- _WHAT THE TASK ASKS_:
Quote every line of the data below as it stands, omitting pictures.

[Start]

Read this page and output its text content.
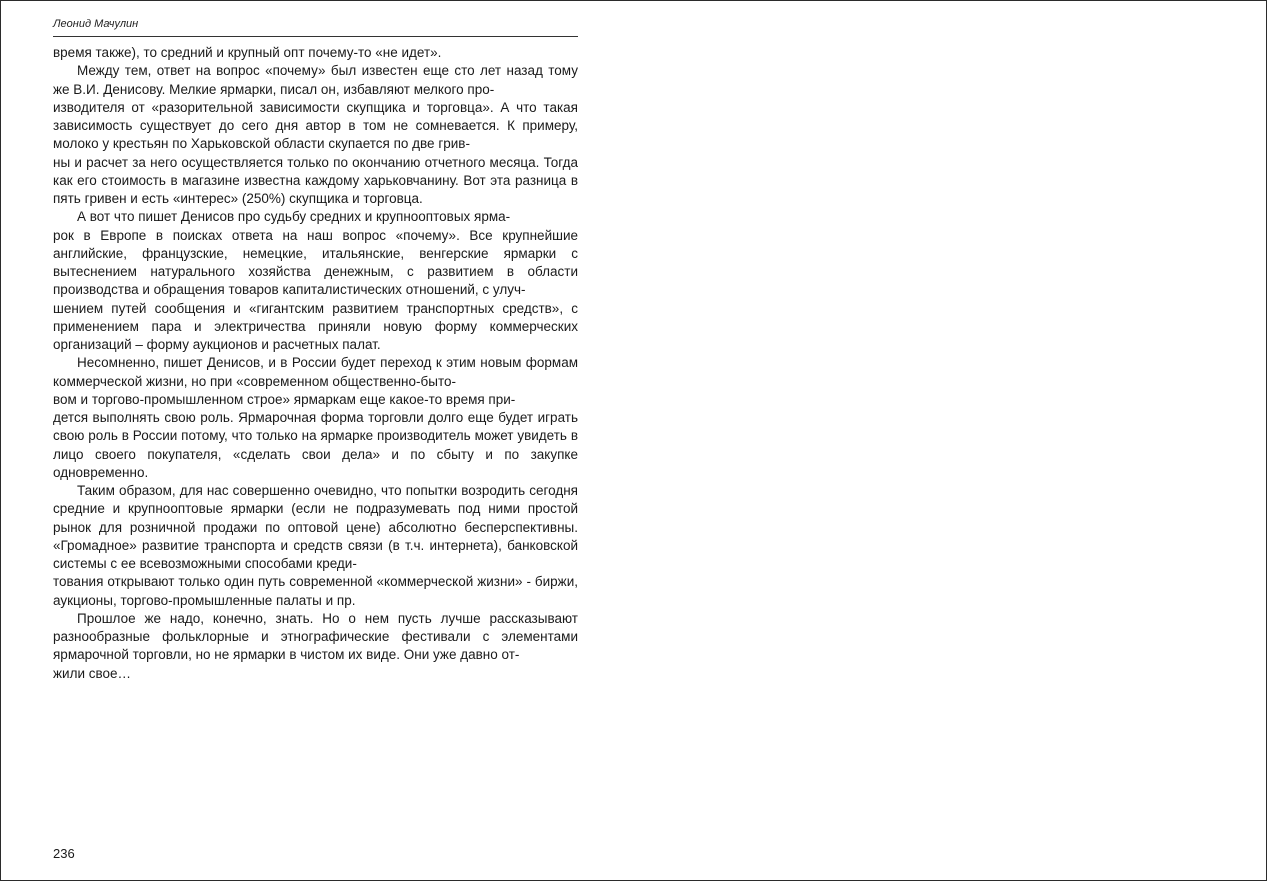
Леонид Мачулин

время также), то средний и крупный опт почему-то «не идет».

Между тем, ответ на вопрос «почему» был известен еще сто лет назад тому же В.И. Денисову. Мелкие ярмарки, писал он, избавляют мелкого про-
изводителя от «разорительной зависимости скупщика и торговца». А что такая зависимость существует до сего дня автор в том не сомневается. К примеру, молоко у крестьян по Харьковской области скупается по две грив-
ны и расчет за него осуществляется только по окончанию отчетного месяца. Тогда как его стоимость в магазине известна каждому харьковчанину. Вот эта разница в пять гривен и есть «интерес» (250%) скупщика и торговца.

А вот что пишет Денисов про судьбу средних и крупнооптовых ярма-
рок в Европе в поисках ответа на наш вопрос «почему». Все крупнейшие английские, французские, немецкие, итальянские, венгерские ярмарки с вытеснением натурального хозяйства денежным, с развитием в области производства и обращения товаров капиталистических отношений, с улуч-
шением путей сообщения и «гигантским развитием транспортных средств», с применением пара и электричества приняли новую форму коммерческих организаций – форму аукционов и расчетных палат.

Несомненно, пишет Денисов, и в России будет переход к этим новым формам коммерческой жизни, но при «современном общественно-быто-
вом и торгово-промышленном строе» ярмаркам еще какое-то время при-
дется выполнять свою роль. Ярмарочная форма торговли долго еще будет играть свою роль в России потому, что только на ярмарке производитель может увидеть в лицо своего покупателя, «сделать свои дела» и по сбыту и по закупке одновременно.

Таким образом, для нас совершенно очевидно, что попытки возродить сегодня средние и крупнооптовые ярмарки (если не подразумевать под ними простой рынок для розничной продажи по оптовой цене) абсолютно бесперспективны. «Громадное» развитие транспорта и средств связи (в т.ч. интернета), банковской системы с ее всевозможными способами креди-
тования открывают только один путь современной «коммерческой жизни» - биржи, аукционы, торгово-промышленные палаты и пр.

Прошлое же надо, конечно, знать. Но о нем пусть лучше рассказывают разнообразные фольклорные и этнографические фестивали с элементами ярмарочной торговли, но не ярмарки в чистом их виде. Они уже давно от-
жили свое…

236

[End]

- _TASK ANSWER_:
Read this page and output its text content.
Леонид Мачулин

время также), то средний и крупный опт почему-то «не идет».

Между тем, ответ на вопрос «почему» был известен еще сто лет назад тому же В.И. Денисову. Мелкие ярмарки, писал он, избавляют мелкого про-
изводителя от «разорительной зависимости скупщика и торговца». А что такая зависимость существует до сего дня автор в том не сомневается. К примеру, молоко у крестьян по Харьковской области скупается по две грив-
ны и расчет за него осуществляется только по окончанию отчетного месяца. Тогда как его стоимость в магазине известна каждому харьковчанину. Вот эта разница в пять гривен и есть «интерес» (250%) скупщика и торговца.

А вот что пишет Денисов про судьбу средних и крупнооптовых ярма-
рок в Европе в поисках ответа на наш вопрос «почему». Все крупнейшие английские, французские, немецкие, итальянские, венгерские ярмарки с вытеснением натурального хозяйства денежным, с развитием в области производства и обращения товаров капиталистических отношений, с улуч-
шением путей сообщения и «гигантским развитием транспортных средств», с применением пара и электричества приняли новую форму коммерческих организаций – форму аукционов и расчетных палат.

Несомненно, пишет Денисов, и в России будет переход к этим новым формам коммерческой жизни, но при «современном общественно-быто-
вом и торгово-промышленном строе» ярмаркам еще какое-то время при-
дется выполнять свою роль. Ярмарочная форма торговли долго еще будет играть свою роль в России потому, что только на ярмарке производитель может увидеть в лицо своего покупателя, «сделать свои дела» и по сбыту и по закупке одновременно.

Таким образом, для нас совершенно очевидно, что попытки возродить сегодня средние и крупнооптовые ярмарки (если не подразумевать под ними простой рынок для розничной продажи по оптовой цене) абсолютно бесперспективны. «Громадное» развитие транспорта и средств связи (в т.ч. интернета), банковской системы с ее всевозможными способами креди-
тования открывают только один путь современной «коммерческой жизни» - биржи, аукционы, торгово-промышленные палаты и пр.

Прошлое же надо, конечно, знать. Но о нем пусть лучше рассказывают разнообразные фольклорные и этнографические фестивали с элементами ярмарочной торговли, но не ярмарки в чистом их виде. Они уже давно от-
жили свое…

236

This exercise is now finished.